▶ _Written request_
Transcribe the listing word for word.

▶ _Records_
::::

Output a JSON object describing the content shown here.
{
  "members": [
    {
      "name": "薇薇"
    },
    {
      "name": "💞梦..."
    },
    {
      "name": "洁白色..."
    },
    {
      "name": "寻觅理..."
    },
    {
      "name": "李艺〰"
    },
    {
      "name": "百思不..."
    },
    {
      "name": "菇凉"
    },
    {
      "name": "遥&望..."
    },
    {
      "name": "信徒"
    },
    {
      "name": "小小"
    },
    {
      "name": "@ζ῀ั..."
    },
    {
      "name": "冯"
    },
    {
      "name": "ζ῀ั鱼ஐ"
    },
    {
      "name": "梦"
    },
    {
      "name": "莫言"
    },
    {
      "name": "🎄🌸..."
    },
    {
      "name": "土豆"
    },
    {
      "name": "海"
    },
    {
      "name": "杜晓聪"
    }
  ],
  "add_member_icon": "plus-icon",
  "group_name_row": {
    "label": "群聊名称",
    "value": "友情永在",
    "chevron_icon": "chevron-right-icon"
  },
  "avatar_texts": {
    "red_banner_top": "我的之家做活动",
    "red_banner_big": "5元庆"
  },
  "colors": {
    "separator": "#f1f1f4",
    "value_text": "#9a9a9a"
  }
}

::::

▶ _Exercise response_
Output a JSON object describing the content shown here.
{
  "members": [
    {
      "name": "薇薇"
    },
    {
      "name": "💞梦..."
    },
    {
      "name": "洁白色..."
    },
    {
      "name": "寻觅理..."
    },
    {
      "name": "李艺〰"
    },
    {
      "name": "百思不..."
    },
    {
      "name": "菇凉"
    },
    {
      "name": "遥&望..."
    },
    {
      "name": "信徒"
    },
    {
      "name": "小小"
    },
    {
      "name": "@ζ῀ั..."
    },
    {
      "name": "冯"
    },
    {
      "name": "ζ῀ั鱼ஐ"
    },
    {
      "name": "梦"
    },
    {
      "name": "莫言"
    },
    {
      "name": "🎄🌸..."
    },
    {
      "name": "土豆"
    },
    {
      "name": "海"
    },
    {
      "name": "杜晓聪"
    }
  ],
  "add_member_icon": "plus-icon",
  "group_name_row": {
    "label": "群聊名称",
    "value": "友情永在",
    "chevron_icon": "chevron-right-icon"
  },
  "avatar_texts": {
    "red_banner_top": "我的之家做活动",
    "red_banner_big": "5元庆"
  },
  "colors": {
    "separator": "#f1f1f4",
    "value_text": "#9a9a9a"
  }
}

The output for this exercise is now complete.